● SET TASK: Below is some material; transcribe all of it exactly.

● PROVIDED DATA:
* * *

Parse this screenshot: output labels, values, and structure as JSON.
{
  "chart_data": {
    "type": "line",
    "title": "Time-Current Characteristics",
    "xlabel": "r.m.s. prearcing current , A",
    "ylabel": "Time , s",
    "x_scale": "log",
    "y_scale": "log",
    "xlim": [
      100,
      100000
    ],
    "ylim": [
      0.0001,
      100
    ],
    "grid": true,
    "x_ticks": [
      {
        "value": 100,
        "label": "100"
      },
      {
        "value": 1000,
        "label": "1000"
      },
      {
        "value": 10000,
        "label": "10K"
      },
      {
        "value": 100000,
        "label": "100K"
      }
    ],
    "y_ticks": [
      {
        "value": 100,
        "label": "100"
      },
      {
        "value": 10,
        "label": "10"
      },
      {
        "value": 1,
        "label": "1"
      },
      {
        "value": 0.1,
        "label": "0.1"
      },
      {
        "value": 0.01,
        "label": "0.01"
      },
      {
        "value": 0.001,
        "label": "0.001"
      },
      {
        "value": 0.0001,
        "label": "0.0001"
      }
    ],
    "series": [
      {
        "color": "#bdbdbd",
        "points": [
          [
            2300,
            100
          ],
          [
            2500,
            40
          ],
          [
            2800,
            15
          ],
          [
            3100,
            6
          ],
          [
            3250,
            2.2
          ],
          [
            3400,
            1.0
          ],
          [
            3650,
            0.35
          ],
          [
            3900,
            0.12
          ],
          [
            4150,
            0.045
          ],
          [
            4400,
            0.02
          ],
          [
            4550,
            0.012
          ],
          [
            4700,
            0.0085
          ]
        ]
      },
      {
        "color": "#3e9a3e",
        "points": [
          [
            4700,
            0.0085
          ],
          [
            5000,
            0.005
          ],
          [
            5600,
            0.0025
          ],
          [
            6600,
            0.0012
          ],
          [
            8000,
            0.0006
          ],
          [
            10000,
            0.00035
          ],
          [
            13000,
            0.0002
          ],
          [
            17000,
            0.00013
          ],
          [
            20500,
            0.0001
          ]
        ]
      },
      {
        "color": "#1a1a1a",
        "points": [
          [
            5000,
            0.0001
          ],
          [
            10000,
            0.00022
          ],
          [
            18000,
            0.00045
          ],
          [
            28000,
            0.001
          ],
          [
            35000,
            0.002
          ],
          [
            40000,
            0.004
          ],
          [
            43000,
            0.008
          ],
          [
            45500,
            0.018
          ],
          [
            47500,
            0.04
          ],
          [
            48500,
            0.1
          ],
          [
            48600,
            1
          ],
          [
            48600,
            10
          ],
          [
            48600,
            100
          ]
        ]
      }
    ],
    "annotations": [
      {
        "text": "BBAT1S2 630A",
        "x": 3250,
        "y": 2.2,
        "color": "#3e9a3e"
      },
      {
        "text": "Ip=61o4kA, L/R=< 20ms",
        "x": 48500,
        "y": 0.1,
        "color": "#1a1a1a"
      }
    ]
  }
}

* * *

● WRITTEN ANSWER:
Parse this screenshot: output labels, values, and structure as JSON.
{
  "chart_data": {
    "type": "line",
    "title": "Time-Current Characteristics",
    "xlabel": "r.m.s. prearcing current , A",
    "ylabel": "Time , s",
    "x_scale": "log",
    "y_scale": "log",
    "xlim": [
      100,
      100000
    ],
    "ylim": [
      0.0001,
      100
    ],
    "grid": true,
    "x_ticks": [
      {
        "value": 100,
        "label": "100"
      },
      {
        "value": 1000,
        "label": "1000"
      },
      {
        "value": 10000,
        "label": "10K"
      },
      {
        "value": 100000,
        "label": "100K"
      }
    ],
    "y_ticks": [
      {
        "value": 100,
        "label": "100"
      },
      {
        "value": 10,
        "label": "10"
      },
      {
        "value": 1,
        "label": "1"
      },
      {
        "value": 0.1,
        "label": "0.1"
      },
      {
        "value": 0.01,
        "label": "0.01"
      },
      {
        "value": 0.001,
        "label": "0.001"
      },
      {
        "value": 0.0001,
        "label": "0.0001"
      }
    ],
    "series": [
      {
        "color": "#bdbdbd",
        "points": [
          [
            2300,
            100
          ],
          [
            2500,
            40
          ],
          [
            2800,
            15
          ],
          [
            3100,
            6
          ],
          [
            3250,
            2.2
          ],
          [
            3400,
            1.0
          ],
          [
            3650,
            0.35
          ],
          [
            3900,
            0.12
          ],
          [
            4150,
            0.045
          ],
          [
            4400,
            0.02
          ],
          [
            4550,
            0.012
          ],
          [
            4700,
            0.0085
          ]
        ]
      },
      {
        "color": "#3e9a3e",
        "points": [
          [
            4700,
            0.0085
          ],
          [
            5000,
            0.005
          ],
          [
            5600,
            0.0025
          ],
          [
            6600,
            0.0012
          ],
          [
            8000,
            0.0006
          ],
          [
            10000,
            0.00035
          ],
          [
            13000,
            0.0002
          ],
          [
            17000,
            0.00013
          ],
          [
            20500,
            0.0001
          ]
        ]
      },
      {
        "color": "#1a1a1a",
        "points": [
          [
            5000,
            0.0001
          ],
          [
            10000,
            0.00022
          ],
          [
            18000,
            0.00045
          ],
          [
            28000,
            0.001
          ],
          [
            35000,
            0.002
          ],
          [
            40000,
            0.004
          ],
          [
            43000,
            0.008
          ],
          [
            45500,
            0.018
          ],
          [
            47500,
            0.04
          ],
          [
            48500,
            0.1
          ],
          [
            48600,
            1
          ],
          [
            48600,
            10
          ],
          [
            48600,
            100
          ]
        ]
      }
    ],
    "annotations": [
      {
        "text": "BBAT1S2 630A",
        "x": 3250,
        "y": 2.2,
        "color": "#3e9a3e"
      },
      {
        "text": "Ip=61o4kA, L/R=< 20ms",
        "x": 48500,
        "y": 0.1,
        "color": "#1a1a1a"
      }
    ]
  }
}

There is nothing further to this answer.